Find and copy each line of the records where the string "YOGA" shows up.

DATA FOR THIS TASK -
- - -
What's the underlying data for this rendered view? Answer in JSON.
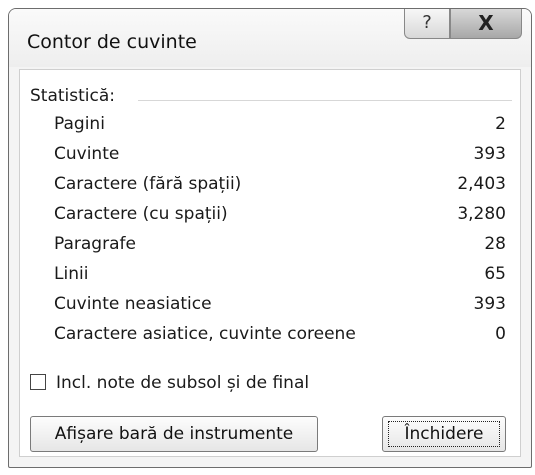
{
  "window": {
    "title": "Contor de cuvinte",
    "help_button": "?",
    "close_button": "X"
  },
  "stats": {
    "header": "Statistică:",
    "rows": [
      {
        "label": "Pagini",
        "value": "2"
      },
      {
        "label": "Cuvinte",
        "value": "393"
      },
      {
        "label": "Caractere (fără spații)",
        "value": "2,403"
      },
      {
        "label": "Caractere (cu spații)",
        "value": "3,280"
      },
      {
        "label": "Paragrafe",
        "value": "28"
      },
      {
        "label": "Linii",
        "value": "65"
      },
      {
        "label": "Cuvinte neasiatice",
        "value": "393"
      },
      {
        "label": "Caractere asiatice, cuvinte coreene",
        "value": "0"
      }
    ]
  },
  "options": {
    "include_notes_label": "Incl. note de subsol și de final",
    "include_notes_checked": false
  },
  "buttons": {
    "show_toolbar": "Afișare bară de instrumente",
    "close": "Închidere"
  }
}
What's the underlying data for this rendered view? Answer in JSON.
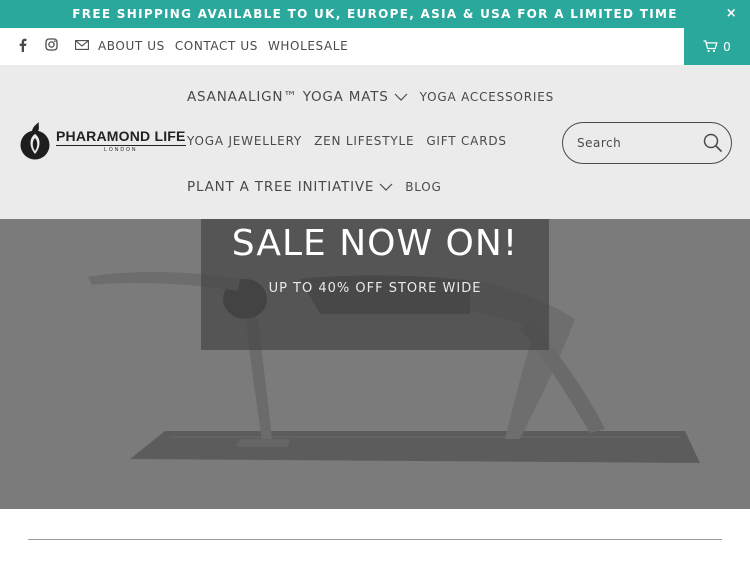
{
  "announcement": {
    "text": "FREE SHIPPING AVAILABLE TO UK, EUROPE, ASIA & USA FOR A LIMITED TIME",
    "close": "×"
  },
  "topbar": {
    "links": [
      "ABOUT US",
      "CONTACT US",
      "WHOLESALE"
    ],
    "cart_count": "0",
    "icons": [
      "facebook-icon",
      "instagram-icon",
      "mail-icon",
      "cart-icon"
    ]
  },
  "logo": {
    "main": "PHARAMOND LIFE",
    "sub": "LONDON"
  },
  "nav": {
    "row1": [
      "ASANAALIGN™ YOGA MATS",
      "YOGA ACCESSORIES"
    ],
    "row2": [
      "YOGA JEWELLERY",
      "ZEN LIFESTYLE",
      "GIFT CARDS"
    ],
    "row3": [
      "PLANT A TREE INITIATIVE",
      "BLOG"
    ]
  },
  "search": {
    "placeholder": "Search"
  },
  "hero": {
    "title": "SALE NOW ON!",
    "subtitle": "UP TO 40% OFF STORE WIDE"
  },
  "colors": {
    "accent": "#2aa89c",
    "header_bg": "#ebebeb"
  }
}
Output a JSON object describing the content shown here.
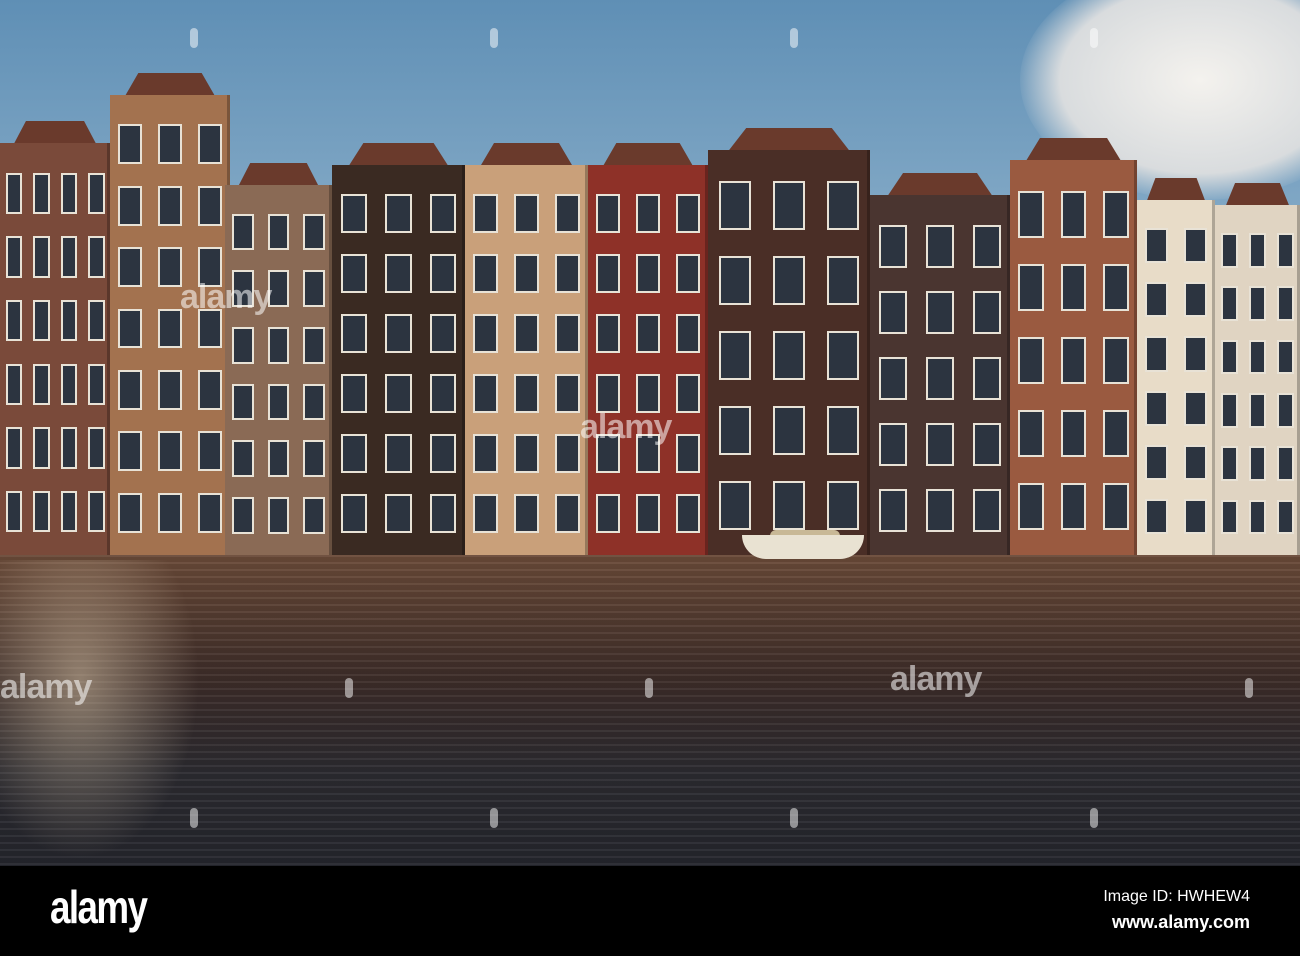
{
  "photo": {
    "subject": "Amsterdam canal houses"
  },
  "watermark": {
    "text": "alamy"
  },
  "footer": {
    "logo": "alamy",
    "image_id": "Image ID: HWHEW4",
    "website": "www.alamy.com"
  }
}
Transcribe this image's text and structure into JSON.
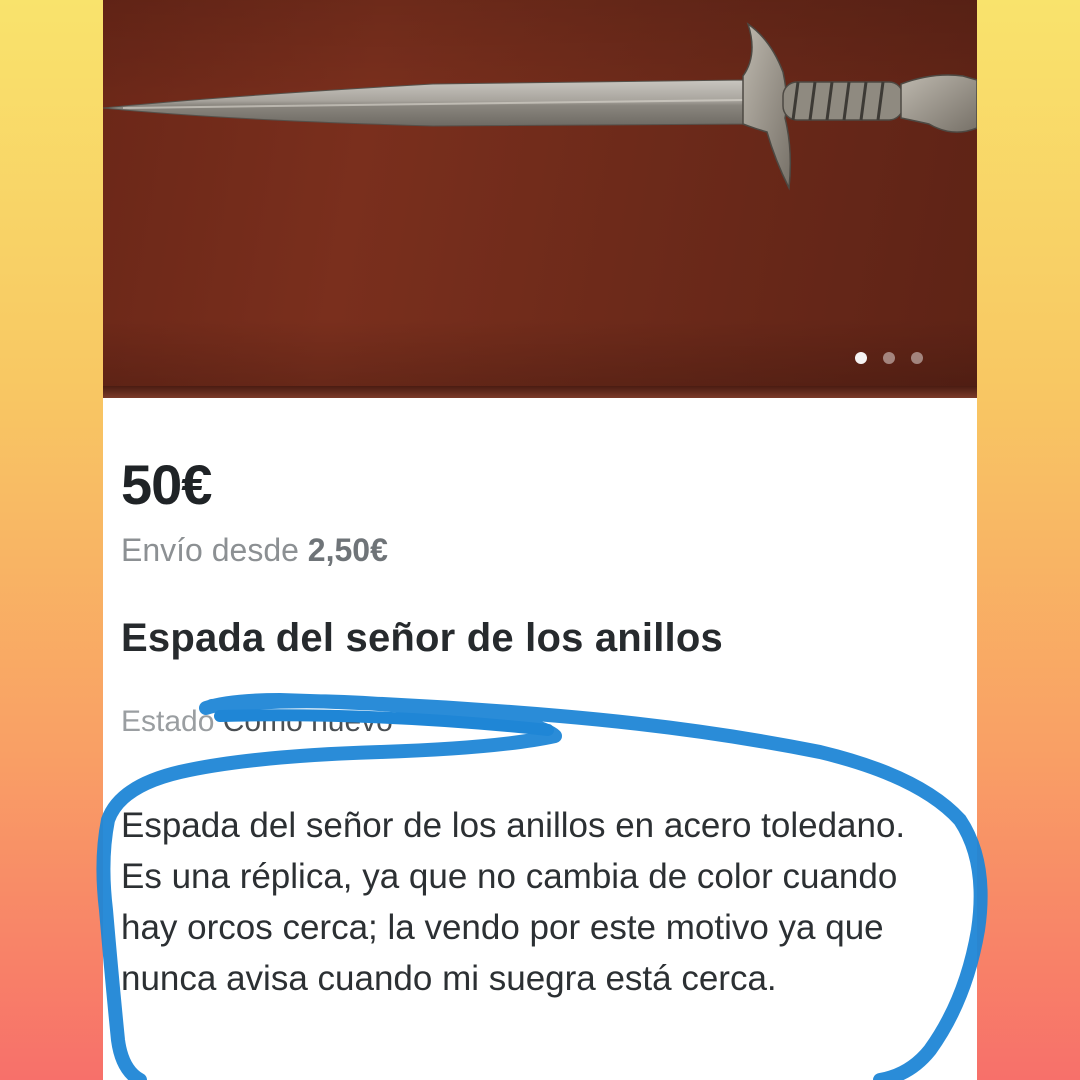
{
  "listing": {
    "price": "50€",
    "shipping_prefix": "Envío desde",
    "shipping_price": "2,50€",
    "title": "Espada del señor de los anillos",
    "condition_label": "Estado",
    "condition_value": "Como nuevo",
    "description": "Espada del señor de los anillos en acero toledano. Es una réplica, ya que no cambia de color cuando hay orcos cerca; la vendo por este motivo ya que nunca avisa cuando mi suegra está cerca."
  },
  "gallery": {
    "image_count": 3,
    "active_index": 0
  },
  "colors": {
    "highlight_stroke": "#1f86d6",
    "price_text": "#1f2326",
    "muted_text": "#8c9093"
  }
}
- - -
ANSWER TO THE TASK -
      "ASANAALIGN™ YOGA MATS",
      "YOGA ACCESSORIES"
      "YOGA JEWELLERY",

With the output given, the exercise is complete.